Problem statement. Would you pull out every line of the material that contains the string "destination"?

###

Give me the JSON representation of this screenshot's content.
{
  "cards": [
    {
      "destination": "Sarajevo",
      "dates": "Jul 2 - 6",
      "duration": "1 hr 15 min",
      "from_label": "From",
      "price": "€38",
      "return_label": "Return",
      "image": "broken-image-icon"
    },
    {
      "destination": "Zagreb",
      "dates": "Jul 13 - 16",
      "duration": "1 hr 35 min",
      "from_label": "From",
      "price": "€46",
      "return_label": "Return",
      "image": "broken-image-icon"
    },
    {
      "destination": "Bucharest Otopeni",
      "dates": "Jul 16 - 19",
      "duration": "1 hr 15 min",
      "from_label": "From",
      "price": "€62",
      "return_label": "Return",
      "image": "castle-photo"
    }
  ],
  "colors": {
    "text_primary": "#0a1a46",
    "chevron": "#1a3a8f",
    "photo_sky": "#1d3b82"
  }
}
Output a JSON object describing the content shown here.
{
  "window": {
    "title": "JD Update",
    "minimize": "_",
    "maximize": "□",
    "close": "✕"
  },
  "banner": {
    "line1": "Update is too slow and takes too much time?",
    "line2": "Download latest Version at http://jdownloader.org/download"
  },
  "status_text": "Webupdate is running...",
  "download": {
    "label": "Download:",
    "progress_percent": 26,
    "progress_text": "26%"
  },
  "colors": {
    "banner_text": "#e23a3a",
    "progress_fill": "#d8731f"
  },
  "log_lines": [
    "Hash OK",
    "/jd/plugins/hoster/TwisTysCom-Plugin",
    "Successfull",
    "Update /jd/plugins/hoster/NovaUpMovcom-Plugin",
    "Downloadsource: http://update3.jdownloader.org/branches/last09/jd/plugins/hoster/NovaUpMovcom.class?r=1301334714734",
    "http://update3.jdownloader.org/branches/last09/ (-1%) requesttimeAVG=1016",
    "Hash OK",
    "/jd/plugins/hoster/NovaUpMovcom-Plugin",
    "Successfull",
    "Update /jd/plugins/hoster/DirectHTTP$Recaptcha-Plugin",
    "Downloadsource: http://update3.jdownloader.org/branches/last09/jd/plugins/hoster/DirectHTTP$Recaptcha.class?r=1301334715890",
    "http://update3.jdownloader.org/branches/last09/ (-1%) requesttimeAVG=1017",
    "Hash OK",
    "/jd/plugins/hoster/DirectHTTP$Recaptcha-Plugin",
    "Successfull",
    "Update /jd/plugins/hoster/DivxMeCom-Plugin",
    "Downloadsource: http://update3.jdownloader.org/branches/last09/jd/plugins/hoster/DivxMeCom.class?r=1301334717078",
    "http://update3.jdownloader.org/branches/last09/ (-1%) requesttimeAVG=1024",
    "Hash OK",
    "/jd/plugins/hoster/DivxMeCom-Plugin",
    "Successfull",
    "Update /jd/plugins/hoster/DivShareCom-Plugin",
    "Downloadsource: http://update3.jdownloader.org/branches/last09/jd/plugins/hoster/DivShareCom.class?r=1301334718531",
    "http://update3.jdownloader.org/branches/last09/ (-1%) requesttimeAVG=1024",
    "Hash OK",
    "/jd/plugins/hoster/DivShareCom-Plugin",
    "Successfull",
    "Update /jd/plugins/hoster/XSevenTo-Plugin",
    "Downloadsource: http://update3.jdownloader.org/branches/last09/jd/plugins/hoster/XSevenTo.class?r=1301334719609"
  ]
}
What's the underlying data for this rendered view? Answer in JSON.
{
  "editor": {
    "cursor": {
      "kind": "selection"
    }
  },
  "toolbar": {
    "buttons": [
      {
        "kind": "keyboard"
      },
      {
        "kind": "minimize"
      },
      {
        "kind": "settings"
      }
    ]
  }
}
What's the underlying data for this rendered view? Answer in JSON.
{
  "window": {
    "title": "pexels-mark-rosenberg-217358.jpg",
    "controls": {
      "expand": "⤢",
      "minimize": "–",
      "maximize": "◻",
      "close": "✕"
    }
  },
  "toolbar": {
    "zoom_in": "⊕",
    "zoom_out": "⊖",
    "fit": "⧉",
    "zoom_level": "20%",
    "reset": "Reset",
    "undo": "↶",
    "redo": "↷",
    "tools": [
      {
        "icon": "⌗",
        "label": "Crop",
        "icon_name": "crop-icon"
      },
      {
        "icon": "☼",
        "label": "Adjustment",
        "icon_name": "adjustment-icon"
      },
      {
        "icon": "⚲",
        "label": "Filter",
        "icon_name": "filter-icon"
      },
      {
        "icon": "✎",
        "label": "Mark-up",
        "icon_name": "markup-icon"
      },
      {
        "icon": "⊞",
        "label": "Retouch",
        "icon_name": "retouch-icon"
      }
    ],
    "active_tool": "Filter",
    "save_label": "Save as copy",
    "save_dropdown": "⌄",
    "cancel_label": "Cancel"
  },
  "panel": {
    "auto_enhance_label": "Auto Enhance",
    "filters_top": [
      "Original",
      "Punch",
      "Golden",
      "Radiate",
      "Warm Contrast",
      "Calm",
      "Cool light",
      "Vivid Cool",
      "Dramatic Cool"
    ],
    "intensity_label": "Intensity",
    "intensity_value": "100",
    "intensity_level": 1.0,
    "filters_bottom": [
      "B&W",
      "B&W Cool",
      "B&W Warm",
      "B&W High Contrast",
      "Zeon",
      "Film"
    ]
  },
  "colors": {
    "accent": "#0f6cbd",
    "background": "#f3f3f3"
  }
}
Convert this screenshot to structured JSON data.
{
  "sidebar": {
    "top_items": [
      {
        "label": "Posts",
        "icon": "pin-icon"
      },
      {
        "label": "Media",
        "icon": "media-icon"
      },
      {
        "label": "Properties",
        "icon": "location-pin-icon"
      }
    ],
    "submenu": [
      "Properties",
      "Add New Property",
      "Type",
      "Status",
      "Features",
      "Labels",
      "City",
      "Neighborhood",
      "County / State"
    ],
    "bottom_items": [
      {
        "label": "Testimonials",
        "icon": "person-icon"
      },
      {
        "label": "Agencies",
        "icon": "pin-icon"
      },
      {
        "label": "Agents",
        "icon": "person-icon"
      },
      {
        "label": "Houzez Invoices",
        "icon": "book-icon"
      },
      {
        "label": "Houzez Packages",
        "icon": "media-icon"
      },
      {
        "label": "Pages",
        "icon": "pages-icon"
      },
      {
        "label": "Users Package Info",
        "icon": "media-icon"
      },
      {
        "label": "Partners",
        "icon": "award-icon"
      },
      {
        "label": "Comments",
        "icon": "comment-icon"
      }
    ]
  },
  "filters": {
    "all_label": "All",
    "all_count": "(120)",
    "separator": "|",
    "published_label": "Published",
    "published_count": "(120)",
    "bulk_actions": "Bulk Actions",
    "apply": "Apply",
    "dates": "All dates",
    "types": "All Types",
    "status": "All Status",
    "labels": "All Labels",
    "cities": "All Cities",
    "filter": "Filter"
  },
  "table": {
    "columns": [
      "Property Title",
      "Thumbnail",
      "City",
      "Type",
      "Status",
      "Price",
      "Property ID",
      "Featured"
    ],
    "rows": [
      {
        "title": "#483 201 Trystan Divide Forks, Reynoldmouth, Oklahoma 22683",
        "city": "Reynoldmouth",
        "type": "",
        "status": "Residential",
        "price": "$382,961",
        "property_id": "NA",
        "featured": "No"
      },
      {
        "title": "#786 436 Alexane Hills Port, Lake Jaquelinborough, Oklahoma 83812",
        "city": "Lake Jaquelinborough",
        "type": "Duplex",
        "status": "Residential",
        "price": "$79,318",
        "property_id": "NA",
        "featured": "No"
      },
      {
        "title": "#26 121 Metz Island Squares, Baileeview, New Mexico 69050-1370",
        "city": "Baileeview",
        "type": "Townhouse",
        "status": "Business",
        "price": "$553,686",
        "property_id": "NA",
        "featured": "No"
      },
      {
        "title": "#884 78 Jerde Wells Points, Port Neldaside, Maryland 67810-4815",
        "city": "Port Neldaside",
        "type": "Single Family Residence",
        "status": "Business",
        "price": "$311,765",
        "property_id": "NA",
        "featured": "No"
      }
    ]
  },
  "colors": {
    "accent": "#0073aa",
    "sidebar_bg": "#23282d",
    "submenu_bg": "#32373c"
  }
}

###

Written response.
      "destination": "Sarajevo",
      "destination": "Zagreb",
      "destination": "Bucharest Otopeni",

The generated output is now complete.